Brief:
Return each line holding the string "vscode".

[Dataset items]
(begin)

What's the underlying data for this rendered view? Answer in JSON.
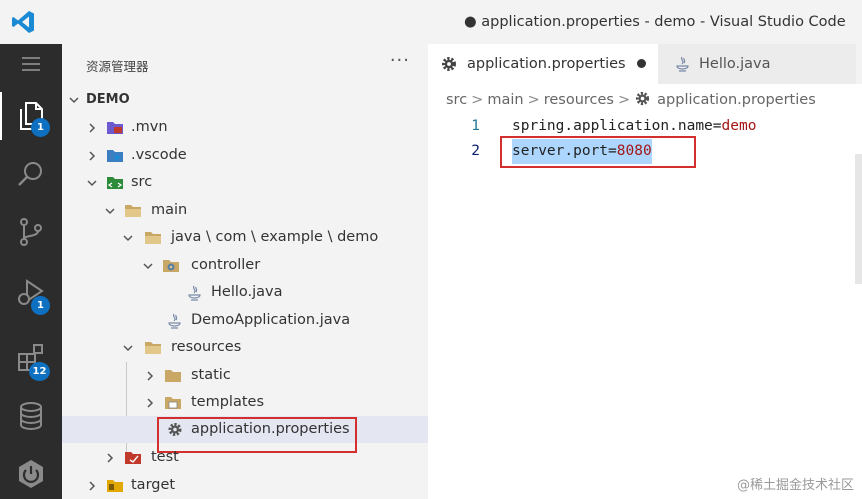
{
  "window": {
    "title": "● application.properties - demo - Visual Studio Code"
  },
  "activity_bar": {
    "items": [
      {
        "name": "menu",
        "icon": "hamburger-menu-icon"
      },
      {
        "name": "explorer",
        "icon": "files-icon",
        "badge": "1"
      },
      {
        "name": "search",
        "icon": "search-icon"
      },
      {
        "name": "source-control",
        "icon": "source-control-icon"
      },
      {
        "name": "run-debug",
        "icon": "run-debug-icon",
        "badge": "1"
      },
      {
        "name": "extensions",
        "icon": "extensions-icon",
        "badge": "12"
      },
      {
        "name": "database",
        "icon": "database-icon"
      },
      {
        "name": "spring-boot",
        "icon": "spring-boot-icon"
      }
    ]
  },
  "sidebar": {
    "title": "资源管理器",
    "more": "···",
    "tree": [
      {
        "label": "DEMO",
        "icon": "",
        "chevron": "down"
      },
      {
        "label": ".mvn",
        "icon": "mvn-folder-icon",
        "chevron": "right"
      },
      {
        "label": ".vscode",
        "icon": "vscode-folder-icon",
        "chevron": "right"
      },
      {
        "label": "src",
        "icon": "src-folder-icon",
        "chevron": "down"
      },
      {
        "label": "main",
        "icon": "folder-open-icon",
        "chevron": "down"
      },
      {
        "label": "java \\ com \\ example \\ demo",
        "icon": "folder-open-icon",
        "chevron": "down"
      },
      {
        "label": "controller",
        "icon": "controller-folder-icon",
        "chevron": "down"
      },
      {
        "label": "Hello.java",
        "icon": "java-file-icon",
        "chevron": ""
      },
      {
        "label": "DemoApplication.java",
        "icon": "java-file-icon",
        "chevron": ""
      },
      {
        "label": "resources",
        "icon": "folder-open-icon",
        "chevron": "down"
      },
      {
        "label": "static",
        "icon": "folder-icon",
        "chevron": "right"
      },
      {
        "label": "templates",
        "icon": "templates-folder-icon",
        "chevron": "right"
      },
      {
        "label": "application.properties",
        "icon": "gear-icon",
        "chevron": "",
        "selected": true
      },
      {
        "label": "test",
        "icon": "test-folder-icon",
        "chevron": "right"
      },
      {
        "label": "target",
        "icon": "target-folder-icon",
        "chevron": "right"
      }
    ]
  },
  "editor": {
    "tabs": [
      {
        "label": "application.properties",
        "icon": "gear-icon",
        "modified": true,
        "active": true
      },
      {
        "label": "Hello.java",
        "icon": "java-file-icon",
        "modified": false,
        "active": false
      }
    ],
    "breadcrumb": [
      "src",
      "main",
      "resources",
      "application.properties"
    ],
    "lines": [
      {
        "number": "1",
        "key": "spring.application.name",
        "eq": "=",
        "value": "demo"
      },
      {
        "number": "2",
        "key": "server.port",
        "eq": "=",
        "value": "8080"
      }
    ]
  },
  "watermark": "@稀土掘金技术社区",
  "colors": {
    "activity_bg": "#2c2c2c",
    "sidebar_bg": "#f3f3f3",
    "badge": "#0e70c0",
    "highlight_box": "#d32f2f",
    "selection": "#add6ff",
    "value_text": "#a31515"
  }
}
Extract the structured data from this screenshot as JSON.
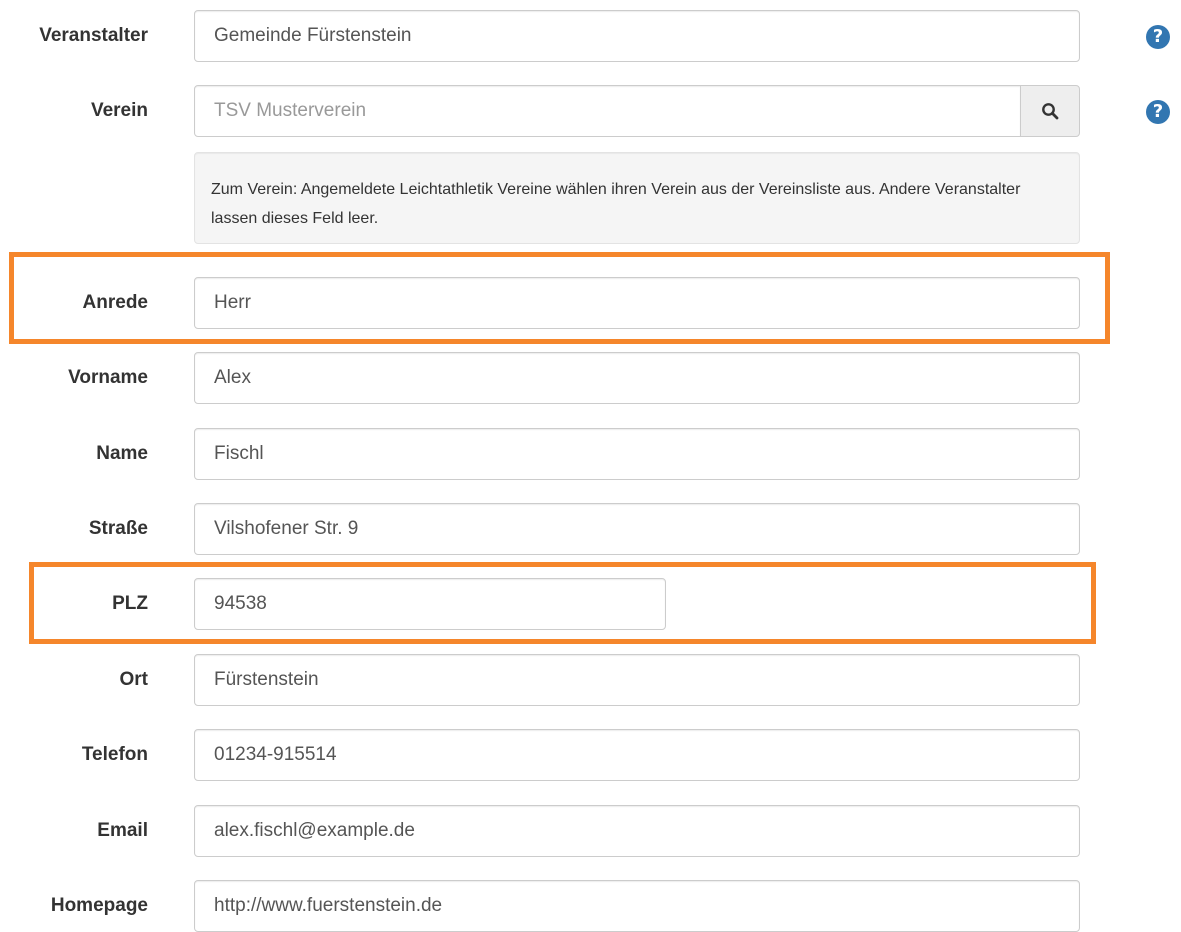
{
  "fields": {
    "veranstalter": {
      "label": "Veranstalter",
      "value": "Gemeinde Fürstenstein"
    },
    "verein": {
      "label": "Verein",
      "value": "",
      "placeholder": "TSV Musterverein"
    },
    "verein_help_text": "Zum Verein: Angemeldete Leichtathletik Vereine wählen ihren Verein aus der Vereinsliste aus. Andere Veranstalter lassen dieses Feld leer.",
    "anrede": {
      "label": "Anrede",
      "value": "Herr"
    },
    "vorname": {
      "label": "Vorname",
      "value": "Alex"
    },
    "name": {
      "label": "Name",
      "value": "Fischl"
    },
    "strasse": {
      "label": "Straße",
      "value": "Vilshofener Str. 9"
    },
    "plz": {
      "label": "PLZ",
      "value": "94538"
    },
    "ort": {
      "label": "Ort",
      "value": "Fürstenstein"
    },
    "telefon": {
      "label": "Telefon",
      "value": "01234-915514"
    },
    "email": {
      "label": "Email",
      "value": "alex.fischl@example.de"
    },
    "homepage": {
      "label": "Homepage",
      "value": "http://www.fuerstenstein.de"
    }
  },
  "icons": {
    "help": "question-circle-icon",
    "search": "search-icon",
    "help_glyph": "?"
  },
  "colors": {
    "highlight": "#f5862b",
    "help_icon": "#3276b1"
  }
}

(end)
(begin)

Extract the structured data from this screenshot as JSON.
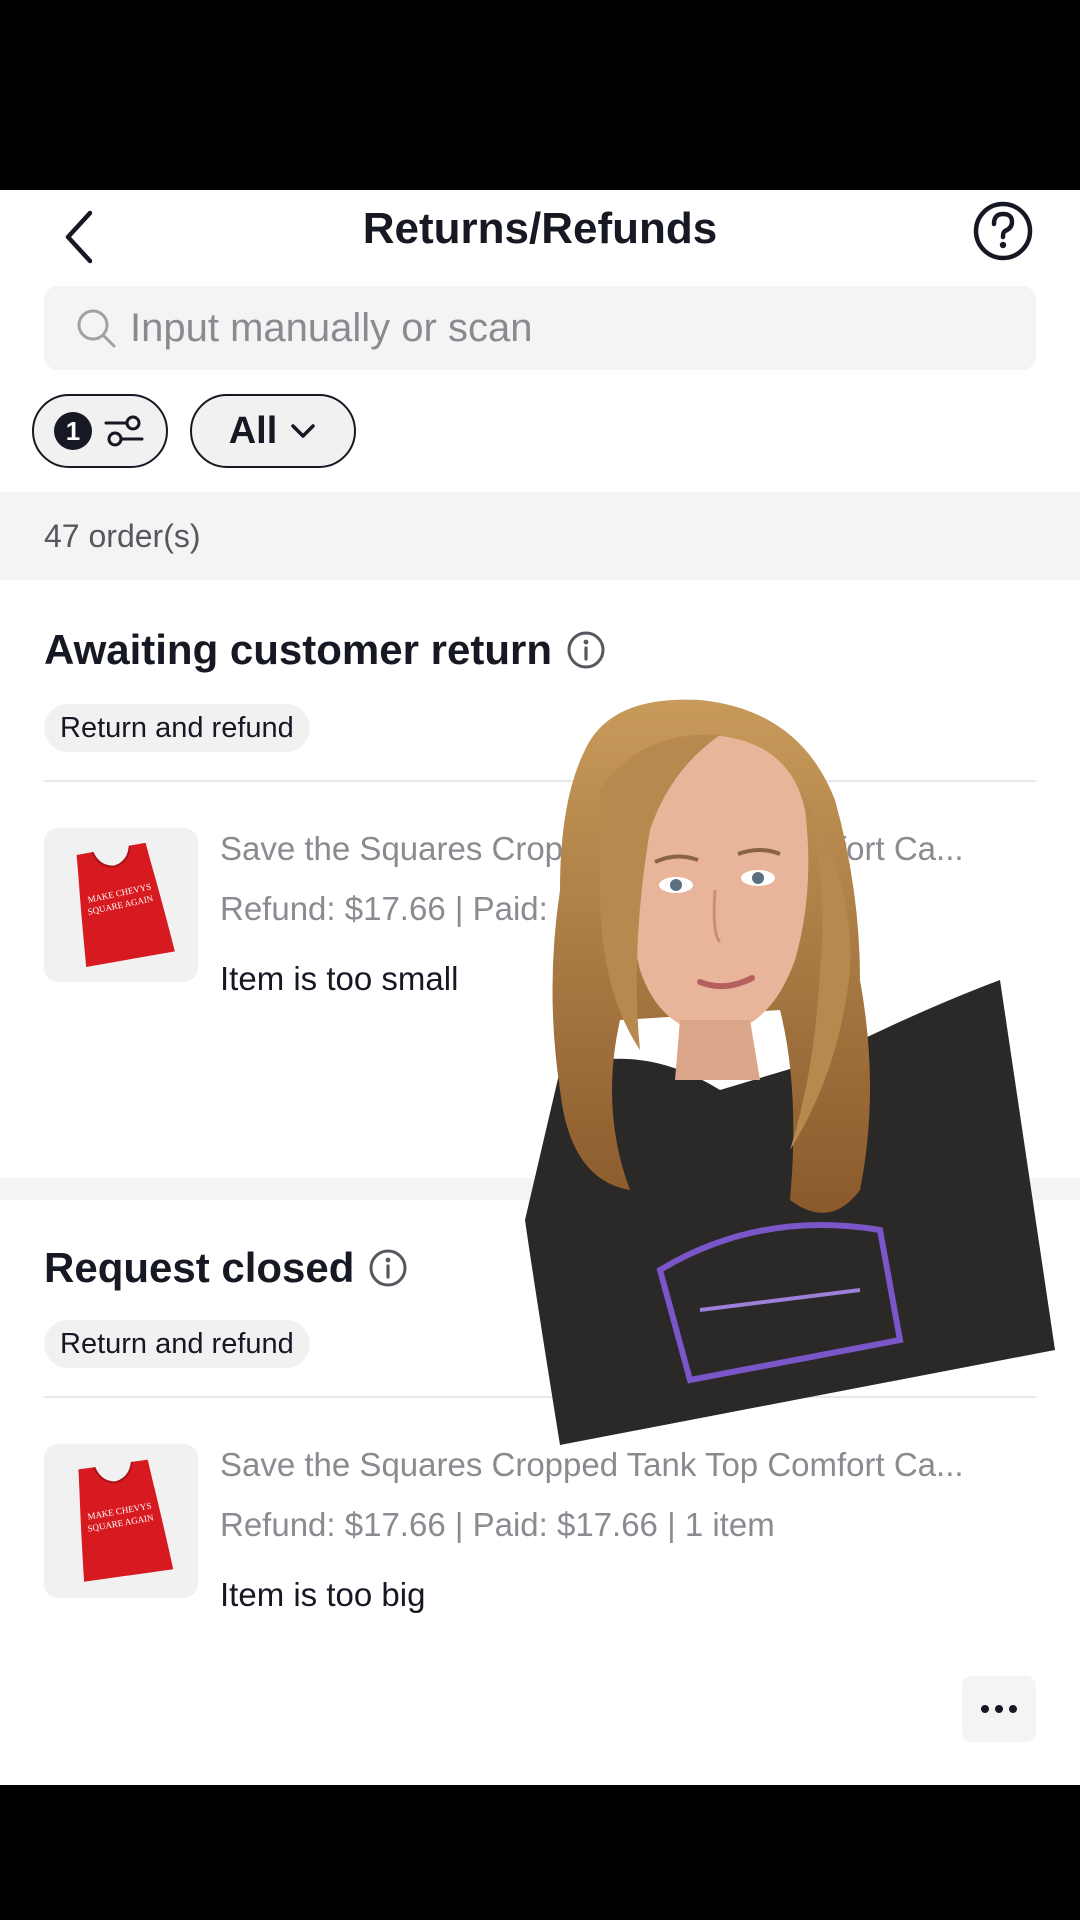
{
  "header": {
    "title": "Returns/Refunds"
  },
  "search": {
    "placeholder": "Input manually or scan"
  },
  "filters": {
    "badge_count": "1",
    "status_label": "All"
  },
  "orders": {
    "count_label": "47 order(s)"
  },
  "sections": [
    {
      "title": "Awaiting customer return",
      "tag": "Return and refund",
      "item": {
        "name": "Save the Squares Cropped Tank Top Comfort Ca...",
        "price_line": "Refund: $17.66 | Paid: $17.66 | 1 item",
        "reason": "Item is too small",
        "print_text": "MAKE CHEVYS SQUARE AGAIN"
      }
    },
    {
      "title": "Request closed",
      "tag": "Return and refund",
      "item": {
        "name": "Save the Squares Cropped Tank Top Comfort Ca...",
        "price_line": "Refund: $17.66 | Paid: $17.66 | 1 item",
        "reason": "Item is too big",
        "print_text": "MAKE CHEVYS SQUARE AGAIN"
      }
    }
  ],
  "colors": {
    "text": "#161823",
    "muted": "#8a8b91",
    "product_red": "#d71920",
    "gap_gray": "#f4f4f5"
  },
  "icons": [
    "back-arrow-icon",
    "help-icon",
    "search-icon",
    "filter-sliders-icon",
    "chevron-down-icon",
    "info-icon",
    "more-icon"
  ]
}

(end)

Task response:
        "label": ".vscode",
        "icon": "vscode-folder-icon",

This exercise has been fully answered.